Dataset rows about figures:
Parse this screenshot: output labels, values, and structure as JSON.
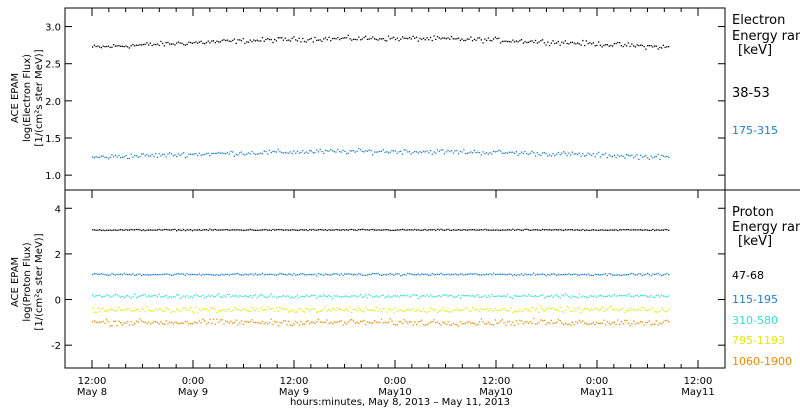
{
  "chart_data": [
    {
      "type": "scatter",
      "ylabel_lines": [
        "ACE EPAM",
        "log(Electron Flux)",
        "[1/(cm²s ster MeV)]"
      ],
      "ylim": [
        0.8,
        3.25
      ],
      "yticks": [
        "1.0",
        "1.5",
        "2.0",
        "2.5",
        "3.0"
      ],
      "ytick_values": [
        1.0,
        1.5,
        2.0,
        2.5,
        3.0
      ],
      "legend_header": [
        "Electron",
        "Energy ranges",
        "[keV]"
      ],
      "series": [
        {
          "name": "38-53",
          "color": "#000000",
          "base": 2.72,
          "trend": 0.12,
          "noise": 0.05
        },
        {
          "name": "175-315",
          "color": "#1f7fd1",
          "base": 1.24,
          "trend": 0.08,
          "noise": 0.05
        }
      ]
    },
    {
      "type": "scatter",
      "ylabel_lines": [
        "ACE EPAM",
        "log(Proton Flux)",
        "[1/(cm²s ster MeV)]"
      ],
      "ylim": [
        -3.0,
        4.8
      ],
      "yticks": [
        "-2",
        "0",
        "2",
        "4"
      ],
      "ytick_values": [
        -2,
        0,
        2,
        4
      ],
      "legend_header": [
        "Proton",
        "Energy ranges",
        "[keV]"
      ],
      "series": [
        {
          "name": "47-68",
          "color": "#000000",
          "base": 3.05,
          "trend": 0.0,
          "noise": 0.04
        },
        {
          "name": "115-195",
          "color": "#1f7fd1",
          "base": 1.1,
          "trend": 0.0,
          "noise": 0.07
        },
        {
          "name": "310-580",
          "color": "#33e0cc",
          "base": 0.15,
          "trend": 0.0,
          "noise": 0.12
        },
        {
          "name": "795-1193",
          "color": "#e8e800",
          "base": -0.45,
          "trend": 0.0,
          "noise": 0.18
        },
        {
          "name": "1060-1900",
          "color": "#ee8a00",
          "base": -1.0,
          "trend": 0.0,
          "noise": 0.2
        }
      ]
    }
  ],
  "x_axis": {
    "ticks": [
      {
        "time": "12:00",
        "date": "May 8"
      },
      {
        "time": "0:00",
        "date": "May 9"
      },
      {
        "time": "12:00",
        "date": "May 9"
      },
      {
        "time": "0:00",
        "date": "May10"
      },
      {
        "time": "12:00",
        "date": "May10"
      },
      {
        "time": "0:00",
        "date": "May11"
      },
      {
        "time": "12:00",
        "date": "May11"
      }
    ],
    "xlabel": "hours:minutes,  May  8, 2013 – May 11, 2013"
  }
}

--

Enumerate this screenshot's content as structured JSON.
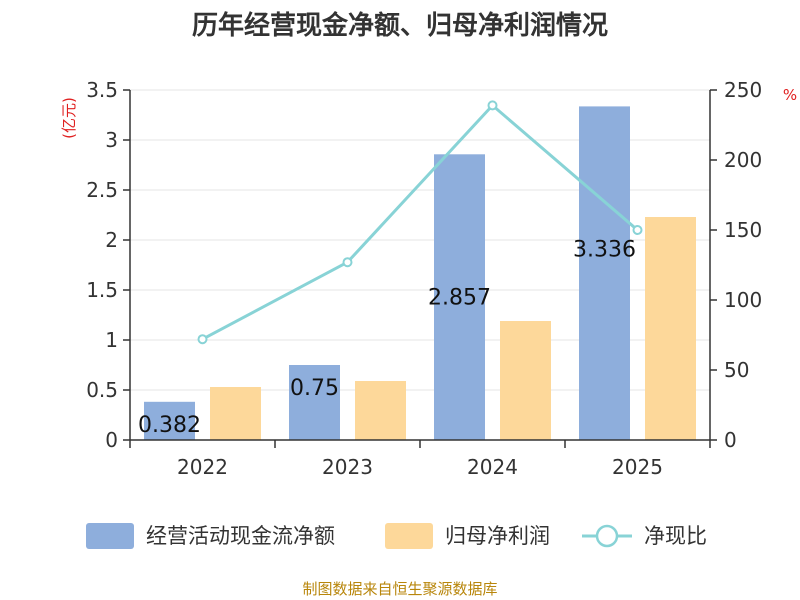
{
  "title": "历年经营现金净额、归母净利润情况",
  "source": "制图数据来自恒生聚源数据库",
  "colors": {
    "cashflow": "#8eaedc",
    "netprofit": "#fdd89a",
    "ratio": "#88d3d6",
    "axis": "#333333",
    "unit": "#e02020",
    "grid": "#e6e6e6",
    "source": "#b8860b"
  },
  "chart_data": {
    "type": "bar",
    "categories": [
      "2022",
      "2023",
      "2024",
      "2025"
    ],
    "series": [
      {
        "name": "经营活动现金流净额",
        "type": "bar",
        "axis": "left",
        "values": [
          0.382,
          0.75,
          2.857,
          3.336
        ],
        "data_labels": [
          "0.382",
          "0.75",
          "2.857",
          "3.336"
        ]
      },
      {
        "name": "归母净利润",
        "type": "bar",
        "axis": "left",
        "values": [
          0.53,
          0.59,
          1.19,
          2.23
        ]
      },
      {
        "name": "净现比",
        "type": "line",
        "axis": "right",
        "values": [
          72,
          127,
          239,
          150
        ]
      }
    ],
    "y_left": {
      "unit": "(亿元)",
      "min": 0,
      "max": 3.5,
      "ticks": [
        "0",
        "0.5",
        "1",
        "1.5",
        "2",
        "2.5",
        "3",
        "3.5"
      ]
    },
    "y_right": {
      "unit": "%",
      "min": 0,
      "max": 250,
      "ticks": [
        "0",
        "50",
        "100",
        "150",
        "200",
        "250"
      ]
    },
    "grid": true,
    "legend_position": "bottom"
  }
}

Direction: In the listing above, count each line that holds the string "name". Give the number only.

Task solution: 10